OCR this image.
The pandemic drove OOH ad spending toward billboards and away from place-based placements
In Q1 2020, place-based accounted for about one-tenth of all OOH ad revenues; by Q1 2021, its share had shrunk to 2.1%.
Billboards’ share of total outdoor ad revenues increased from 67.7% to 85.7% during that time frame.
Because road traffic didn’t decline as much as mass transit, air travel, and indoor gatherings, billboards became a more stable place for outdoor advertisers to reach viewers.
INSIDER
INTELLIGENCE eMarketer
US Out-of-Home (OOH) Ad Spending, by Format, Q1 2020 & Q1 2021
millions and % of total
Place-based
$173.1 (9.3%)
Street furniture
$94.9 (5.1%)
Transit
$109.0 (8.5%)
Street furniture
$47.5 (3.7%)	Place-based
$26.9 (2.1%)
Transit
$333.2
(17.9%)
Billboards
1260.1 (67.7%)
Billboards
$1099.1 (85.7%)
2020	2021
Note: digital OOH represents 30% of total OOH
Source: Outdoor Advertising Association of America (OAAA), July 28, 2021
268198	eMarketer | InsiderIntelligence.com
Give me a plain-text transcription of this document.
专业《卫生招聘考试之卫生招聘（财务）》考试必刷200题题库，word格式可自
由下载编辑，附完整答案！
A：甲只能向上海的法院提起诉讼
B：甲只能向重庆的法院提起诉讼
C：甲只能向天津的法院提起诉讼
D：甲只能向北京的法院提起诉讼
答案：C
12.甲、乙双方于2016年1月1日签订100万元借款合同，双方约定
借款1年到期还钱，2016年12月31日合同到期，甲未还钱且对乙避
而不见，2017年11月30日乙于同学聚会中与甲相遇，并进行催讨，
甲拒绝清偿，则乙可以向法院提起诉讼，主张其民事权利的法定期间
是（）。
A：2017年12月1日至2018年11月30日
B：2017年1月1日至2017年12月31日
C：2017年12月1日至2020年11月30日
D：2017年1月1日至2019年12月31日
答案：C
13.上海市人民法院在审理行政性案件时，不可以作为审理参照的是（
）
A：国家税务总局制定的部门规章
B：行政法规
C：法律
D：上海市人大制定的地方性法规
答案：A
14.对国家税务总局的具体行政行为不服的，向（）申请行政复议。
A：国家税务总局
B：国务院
+++
▸ **Instruction**
Collect the lines that hold "eMarketer".

▸ **Answer to this exercise**
INTELLIGENCE eMarketer
268198	eMarketer | InsiderIntelligence.com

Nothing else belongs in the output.